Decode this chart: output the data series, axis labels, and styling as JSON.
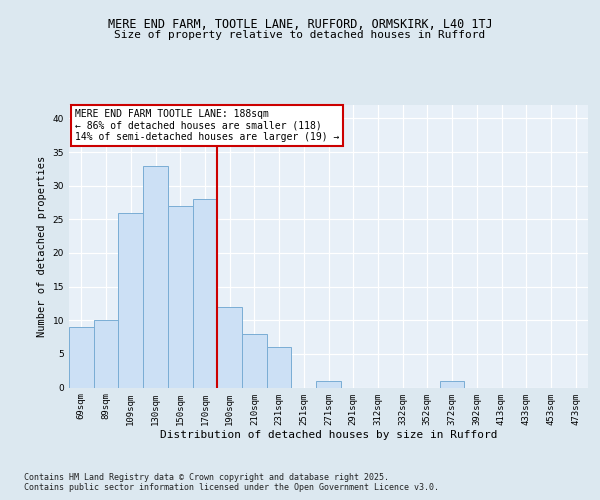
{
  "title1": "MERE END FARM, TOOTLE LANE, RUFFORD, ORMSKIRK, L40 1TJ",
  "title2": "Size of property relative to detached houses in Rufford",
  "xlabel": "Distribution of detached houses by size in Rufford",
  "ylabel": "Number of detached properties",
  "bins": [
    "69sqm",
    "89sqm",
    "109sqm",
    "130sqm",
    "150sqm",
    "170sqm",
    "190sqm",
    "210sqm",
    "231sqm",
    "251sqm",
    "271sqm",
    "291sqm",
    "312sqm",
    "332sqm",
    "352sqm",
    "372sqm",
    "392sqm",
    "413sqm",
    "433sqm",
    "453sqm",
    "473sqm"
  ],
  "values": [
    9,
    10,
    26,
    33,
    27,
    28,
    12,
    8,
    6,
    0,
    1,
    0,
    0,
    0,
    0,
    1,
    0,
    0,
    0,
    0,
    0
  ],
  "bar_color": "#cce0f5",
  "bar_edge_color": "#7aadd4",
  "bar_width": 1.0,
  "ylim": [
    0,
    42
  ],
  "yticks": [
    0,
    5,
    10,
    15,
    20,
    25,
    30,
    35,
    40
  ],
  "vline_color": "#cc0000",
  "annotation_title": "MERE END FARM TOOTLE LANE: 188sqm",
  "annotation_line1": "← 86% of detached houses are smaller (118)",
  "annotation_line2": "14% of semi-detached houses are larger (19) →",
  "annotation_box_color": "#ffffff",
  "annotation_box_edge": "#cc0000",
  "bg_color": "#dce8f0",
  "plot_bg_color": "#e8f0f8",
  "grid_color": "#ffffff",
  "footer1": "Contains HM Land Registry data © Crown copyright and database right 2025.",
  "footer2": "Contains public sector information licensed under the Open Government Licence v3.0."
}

:::::

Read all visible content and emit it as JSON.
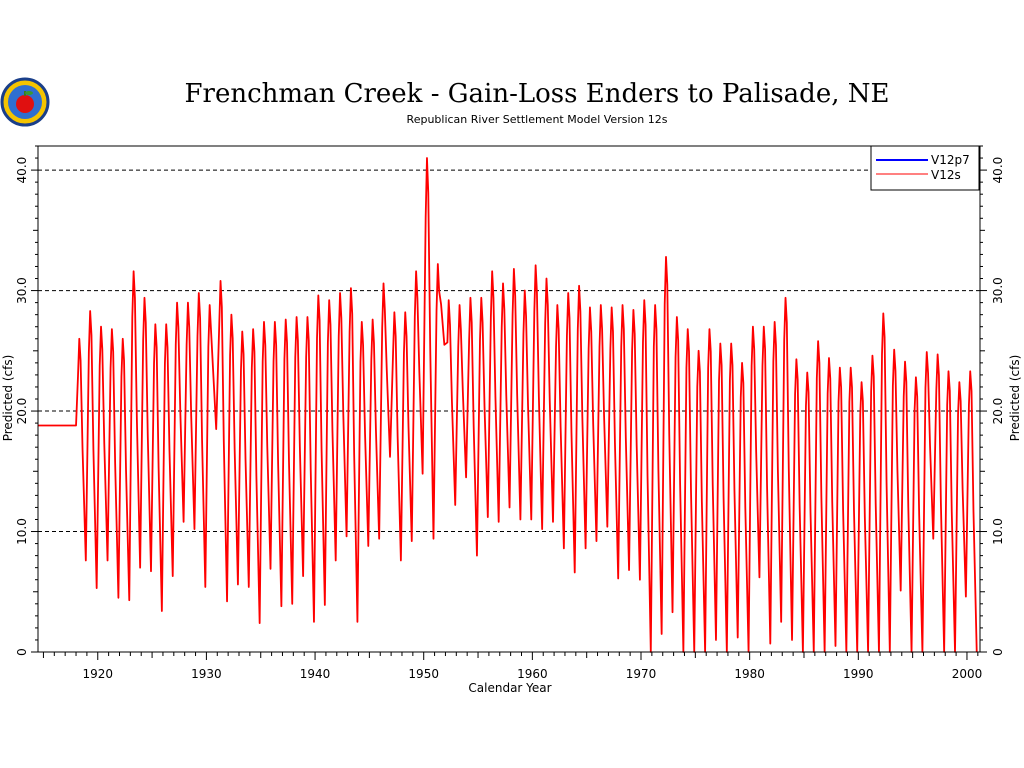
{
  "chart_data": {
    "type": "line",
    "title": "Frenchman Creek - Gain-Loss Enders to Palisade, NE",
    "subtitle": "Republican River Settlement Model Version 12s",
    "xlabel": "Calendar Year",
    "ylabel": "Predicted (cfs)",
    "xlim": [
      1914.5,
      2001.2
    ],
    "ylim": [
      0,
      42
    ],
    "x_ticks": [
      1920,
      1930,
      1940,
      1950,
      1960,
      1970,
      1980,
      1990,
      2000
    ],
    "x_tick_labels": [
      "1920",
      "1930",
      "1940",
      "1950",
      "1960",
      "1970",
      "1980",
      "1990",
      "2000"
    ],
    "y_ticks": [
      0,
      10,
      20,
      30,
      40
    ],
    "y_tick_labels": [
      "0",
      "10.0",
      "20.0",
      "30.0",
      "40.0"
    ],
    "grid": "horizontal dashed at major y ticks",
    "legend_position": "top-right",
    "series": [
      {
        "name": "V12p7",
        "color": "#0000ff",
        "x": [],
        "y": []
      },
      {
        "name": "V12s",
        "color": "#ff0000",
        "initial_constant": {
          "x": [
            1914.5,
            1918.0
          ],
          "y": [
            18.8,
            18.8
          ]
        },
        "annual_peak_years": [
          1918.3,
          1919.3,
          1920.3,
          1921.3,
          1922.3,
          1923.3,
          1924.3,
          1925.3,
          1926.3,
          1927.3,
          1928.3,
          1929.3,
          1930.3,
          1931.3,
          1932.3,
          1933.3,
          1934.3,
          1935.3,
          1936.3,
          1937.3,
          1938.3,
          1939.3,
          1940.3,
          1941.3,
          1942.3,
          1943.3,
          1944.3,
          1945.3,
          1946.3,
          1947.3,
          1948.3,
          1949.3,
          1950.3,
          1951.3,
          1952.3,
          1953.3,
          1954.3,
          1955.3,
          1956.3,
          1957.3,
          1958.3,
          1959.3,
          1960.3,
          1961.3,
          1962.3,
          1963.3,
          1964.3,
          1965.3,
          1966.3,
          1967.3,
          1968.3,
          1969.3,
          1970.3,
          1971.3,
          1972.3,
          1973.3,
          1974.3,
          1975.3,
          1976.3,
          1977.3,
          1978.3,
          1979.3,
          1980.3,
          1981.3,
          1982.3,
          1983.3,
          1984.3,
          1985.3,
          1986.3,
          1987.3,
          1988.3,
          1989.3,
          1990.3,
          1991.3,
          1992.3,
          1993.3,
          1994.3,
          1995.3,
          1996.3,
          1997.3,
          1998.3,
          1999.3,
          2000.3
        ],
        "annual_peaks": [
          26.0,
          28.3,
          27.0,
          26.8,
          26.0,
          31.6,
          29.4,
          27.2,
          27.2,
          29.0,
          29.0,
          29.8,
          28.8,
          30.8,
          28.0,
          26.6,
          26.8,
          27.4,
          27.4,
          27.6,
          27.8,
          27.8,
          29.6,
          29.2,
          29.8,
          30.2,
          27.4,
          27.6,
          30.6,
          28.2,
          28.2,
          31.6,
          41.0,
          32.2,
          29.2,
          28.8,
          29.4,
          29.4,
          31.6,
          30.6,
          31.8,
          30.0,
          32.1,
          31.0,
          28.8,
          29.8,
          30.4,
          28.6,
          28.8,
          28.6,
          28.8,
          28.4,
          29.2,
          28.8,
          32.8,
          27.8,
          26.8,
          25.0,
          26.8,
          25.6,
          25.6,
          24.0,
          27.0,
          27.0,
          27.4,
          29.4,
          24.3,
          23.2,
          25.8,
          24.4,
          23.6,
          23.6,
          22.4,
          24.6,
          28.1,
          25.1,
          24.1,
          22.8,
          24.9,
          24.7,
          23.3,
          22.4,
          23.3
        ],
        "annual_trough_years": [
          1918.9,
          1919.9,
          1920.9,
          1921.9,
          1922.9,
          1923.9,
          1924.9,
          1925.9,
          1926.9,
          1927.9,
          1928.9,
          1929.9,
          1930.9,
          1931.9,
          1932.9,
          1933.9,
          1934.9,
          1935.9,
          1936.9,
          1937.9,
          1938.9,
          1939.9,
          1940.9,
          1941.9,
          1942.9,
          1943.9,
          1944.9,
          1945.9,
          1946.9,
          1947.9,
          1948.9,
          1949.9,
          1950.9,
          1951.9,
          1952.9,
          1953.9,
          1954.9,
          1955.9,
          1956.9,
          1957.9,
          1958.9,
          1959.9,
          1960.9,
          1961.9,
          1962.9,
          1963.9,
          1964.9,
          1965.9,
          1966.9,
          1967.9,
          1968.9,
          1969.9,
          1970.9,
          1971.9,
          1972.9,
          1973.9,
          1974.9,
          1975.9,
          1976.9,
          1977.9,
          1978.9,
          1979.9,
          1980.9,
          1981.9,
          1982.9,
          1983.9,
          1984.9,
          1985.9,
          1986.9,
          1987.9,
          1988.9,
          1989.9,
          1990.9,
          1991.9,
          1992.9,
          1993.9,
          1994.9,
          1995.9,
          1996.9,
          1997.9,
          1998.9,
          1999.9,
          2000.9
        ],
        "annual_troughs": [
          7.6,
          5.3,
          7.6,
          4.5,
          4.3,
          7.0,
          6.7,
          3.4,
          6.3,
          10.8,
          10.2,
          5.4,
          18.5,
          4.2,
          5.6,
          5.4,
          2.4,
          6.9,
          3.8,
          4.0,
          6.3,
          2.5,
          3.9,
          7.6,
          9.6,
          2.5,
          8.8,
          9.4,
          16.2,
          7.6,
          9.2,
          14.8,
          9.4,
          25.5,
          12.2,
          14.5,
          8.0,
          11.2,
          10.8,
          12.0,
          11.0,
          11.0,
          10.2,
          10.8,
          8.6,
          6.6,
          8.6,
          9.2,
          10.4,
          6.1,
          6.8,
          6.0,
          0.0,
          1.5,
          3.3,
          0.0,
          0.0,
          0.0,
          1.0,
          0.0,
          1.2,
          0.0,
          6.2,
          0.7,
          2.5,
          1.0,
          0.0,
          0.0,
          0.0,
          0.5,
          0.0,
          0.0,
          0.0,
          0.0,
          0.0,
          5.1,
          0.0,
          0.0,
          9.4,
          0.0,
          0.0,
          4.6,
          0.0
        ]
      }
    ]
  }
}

:::::

▸ Required task:
Go over the data above and copy every line that has the word "JSON" in it.

▸ Output for this task:
Decode this chart: output the data series, axis labels, and styling as JSON.
Read all visible content and emit it as JSON.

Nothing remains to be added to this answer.